→ **Task requirements**:
From the listing below, pull out the lines that hold "this".

Extracted records
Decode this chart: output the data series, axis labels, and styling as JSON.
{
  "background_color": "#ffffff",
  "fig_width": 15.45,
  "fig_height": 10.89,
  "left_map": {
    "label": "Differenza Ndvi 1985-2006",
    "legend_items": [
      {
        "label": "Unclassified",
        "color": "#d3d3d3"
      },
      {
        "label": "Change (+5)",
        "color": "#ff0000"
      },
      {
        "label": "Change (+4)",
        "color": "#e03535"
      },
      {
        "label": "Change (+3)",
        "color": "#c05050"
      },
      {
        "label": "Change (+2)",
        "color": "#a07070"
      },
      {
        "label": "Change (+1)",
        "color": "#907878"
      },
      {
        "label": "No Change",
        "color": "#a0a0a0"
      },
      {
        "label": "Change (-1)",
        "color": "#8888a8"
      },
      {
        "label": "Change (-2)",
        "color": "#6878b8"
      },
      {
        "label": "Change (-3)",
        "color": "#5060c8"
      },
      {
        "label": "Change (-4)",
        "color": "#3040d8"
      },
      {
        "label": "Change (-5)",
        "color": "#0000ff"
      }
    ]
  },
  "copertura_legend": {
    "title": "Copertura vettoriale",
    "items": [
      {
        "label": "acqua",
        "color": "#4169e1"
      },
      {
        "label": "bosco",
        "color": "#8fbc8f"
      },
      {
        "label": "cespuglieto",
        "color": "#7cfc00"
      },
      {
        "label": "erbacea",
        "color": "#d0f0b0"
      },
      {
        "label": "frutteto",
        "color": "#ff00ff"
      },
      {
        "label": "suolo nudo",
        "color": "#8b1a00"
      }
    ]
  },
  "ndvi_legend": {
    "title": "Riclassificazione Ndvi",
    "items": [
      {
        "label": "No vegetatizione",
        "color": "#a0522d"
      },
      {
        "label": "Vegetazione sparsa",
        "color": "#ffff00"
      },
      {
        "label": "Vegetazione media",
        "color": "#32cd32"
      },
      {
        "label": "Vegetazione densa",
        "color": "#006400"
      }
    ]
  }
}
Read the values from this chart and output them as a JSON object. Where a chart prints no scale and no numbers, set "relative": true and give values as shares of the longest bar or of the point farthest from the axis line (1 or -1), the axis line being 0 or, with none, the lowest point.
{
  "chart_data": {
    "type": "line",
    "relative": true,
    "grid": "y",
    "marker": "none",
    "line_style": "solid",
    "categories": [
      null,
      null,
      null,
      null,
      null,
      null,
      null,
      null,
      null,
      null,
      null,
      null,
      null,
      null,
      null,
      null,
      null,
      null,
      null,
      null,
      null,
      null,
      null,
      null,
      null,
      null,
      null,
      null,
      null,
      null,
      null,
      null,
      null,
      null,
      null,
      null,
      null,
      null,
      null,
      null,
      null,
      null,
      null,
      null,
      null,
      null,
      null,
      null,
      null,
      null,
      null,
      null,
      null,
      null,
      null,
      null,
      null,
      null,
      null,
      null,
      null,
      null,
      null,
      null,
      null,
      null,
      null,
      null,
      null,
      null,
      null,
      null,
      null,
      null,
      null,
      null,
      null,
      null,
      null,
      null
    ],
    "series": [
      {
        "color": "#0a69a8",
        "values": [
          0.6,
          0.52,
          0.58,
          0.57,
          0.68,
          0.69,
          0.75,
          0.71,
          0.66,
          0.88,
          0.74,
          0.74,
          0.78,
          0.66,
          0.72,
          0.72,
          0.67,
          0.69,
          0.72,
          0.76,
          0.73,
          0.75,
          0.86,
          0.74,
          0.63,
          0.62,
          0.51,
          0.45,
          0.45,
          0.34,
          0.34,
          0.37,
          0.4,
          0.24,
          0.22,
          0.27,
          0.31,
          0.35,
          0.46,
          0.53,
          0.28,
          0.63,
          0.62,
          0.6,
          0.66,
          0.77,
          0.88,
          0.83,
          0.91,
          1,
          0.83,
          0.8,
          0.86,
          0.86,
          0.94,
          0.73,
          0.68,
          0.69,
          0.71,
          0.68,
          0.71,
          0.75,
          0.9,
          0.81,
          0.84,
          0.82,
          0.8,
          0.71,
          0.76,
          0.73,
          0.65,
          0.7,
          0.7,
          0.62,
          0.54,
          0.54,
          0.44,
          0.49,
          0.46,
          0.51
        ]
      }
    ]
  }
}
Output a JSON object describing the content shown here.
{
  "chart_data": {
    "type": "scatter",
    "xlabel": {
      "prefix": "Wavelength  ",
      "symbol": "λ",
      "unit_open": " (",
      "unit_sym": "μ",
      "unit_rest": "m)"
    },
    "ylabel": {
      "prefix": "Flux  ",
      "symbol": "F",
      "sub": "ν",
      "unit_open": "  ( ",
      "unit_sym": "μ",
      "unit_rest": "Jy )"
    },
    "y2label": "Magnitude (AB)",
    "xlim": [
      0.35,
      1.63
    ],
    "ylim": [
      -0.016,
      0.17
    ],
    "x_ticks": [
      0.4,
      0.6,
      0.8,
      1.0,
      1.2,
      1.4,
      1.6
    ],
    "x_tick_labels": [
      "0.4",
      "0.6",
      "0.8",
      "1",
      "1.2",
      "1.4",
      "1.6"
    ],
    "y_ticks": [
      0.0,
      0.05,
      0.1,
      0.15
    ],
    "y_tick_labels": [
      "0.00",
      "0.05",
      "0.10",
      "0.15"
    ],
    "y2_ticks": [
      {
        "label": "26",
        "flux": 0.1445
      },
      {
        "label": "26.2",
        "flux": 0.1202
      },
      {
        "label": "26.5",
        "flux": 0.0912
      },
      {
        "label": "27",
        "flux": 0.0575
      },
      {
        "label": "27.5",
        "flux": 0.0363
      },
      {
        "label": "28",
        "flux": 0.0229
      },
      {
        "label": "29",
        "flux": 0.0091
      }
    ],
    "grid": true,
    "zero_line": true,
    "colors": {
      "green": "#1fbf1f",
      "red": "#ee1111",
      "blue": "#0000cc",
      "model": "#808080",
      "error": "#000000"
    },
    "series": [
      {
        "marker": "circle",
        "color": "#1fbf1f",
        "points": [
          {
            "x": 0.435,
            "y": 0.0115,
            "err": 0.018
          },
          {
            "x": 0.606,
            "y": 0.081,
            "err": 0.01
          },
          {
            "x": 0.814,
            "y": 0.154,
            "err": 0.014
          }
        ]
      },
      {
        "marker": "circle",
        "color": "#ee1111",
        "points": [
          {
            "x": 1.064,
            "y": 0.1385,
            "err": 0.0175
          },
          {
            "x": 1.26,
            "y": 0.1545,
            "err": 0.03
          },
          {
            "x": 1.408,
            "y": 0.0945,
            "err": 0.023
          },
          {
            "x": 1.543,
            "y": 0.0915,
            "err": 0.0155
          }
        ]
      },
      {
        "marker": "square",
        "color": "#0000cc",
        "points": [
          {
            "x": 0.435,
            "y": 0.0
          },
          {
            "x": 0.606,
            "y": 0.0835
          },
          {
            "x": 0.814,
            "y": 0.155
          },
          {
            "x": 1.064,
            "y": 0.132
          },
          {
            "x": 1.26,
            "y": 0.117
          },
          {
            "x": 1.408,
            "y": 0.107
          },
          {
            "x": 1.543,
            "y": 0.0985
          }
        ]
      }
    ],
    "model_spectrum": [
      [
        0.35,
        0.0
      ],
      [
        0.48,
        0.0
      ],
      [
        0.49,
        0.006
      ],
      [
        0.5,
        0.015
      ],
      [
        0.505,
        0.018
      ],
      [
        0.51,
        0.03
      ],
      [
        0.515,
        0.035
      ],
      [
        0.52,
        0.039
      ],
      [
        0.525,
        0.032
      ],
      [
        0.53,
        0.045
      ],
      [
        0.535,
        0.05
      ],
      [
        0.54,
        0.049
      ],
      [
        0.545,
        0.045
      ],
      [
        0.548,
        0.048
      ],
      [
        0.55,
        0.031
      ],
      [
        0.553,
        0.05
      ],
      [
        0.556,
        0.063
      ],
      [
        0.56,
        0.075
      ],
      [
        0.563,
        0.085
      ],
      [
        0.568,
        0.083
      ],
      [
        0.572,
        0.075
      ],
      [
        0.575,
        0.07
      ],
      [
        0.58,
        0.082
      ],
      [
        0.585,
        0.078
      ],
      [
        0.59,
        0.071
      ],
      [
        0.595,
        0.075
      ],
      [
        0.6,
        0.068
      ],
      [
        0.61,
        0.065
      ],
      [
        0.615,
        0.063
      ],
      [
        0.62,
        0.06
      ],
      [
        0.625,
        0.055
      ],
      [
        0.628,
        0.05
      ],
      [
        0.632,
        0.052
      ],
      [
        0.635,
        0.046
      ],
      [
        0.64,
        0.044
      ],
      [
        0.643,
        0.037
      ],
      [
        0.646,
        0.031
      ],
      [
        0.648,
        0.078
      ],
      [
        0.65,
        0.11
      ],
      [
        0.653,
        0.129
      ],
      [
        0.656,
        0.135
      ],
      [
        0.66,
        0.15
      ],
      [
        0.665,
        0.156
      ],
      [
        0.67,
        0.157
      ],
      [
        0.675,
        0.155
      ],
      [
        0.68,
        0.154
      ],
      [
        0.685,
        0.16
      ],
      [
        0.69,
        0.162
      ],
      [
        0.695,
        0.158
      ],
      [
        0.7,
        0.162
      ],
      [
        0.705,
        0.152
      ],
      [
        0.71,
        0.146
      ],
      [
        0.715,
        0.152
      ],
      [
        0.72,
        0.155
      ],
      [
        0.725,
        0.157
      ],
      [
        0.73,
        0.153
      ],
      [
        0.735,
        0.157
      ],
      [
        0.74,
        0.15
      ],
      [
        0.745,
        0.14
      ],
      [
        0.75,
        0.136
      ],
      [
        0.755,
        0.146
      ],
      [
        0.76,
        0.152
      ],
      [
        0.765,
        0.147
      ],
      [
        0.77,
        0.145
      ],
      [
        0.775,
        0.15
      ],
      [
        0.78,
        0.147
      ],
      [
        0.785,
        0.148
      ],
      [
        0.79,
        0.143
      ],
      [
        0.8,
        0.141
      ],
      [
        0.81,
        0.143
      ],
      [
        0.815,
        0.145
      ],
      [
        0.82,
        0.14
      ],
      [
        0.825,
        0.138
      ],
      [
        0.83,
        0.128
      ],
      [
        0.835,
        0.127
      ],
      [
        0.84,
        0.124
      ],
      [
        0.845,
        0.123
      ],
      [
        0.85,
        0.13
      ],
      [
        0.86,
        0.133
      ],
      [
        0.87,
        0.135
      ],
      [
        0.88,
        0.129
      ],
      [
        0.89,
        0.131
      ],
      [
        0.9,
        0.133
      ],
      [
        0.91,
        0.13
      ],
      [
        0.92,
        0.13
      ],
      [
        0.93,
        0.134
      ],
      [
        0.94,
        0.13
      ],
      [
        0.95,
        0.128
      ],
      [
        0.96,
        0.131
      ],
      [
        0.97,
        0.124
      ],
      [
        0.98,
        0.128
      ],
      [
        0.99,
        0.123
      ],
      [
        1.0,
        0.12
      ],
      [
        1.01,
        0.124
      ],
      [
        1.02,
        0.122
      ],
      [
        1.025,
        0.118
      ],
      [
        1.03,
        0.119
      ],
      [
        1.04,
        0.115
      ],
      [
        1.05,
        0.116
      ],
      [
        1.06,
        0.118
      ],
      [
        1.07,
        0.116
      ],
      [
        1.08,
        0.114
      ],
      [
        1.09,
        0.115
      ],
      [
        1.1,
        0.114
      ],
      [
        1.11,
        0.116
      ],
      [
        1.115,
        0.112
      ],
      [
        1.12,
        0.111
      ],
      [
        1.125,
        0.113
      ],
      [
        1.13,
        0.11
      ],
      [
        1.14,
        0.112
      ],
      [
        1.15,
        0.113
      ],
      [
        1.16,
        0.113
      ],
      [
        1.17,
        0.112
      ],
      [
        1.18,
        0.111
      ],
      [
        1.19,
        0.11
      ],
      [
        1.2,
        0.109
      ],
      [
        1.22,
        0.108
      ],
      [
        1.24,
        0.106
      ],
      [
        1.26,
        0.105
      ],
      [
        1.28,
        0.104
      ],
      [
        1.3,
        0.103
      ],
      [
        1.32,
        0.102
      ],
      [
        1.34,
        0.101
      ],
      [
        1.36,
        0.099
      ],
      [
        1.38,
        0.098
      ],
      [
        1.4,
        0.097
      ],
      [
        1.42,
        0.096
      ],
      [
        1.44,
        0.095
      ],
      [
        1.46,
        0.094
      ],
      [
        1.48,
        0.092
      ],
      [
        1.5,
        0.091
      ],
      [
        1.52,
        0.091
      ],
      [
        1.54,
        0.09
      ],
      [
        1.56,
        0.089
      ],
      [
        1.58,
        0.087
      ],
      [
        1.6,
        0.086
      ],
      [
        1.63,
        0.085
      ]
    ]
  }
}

→ **Answer for the task**:
Decode this chart: output the data series, axis labels, and styling as JSON.
Read the values from this chart and output them as a JSON object. Where a chart prints no scale and no numbers, set "relative": true and give values as shares of the longest bar or of the point farthest from the axis line (1 or -1), the axis line being 0 or, with none, the lowest point.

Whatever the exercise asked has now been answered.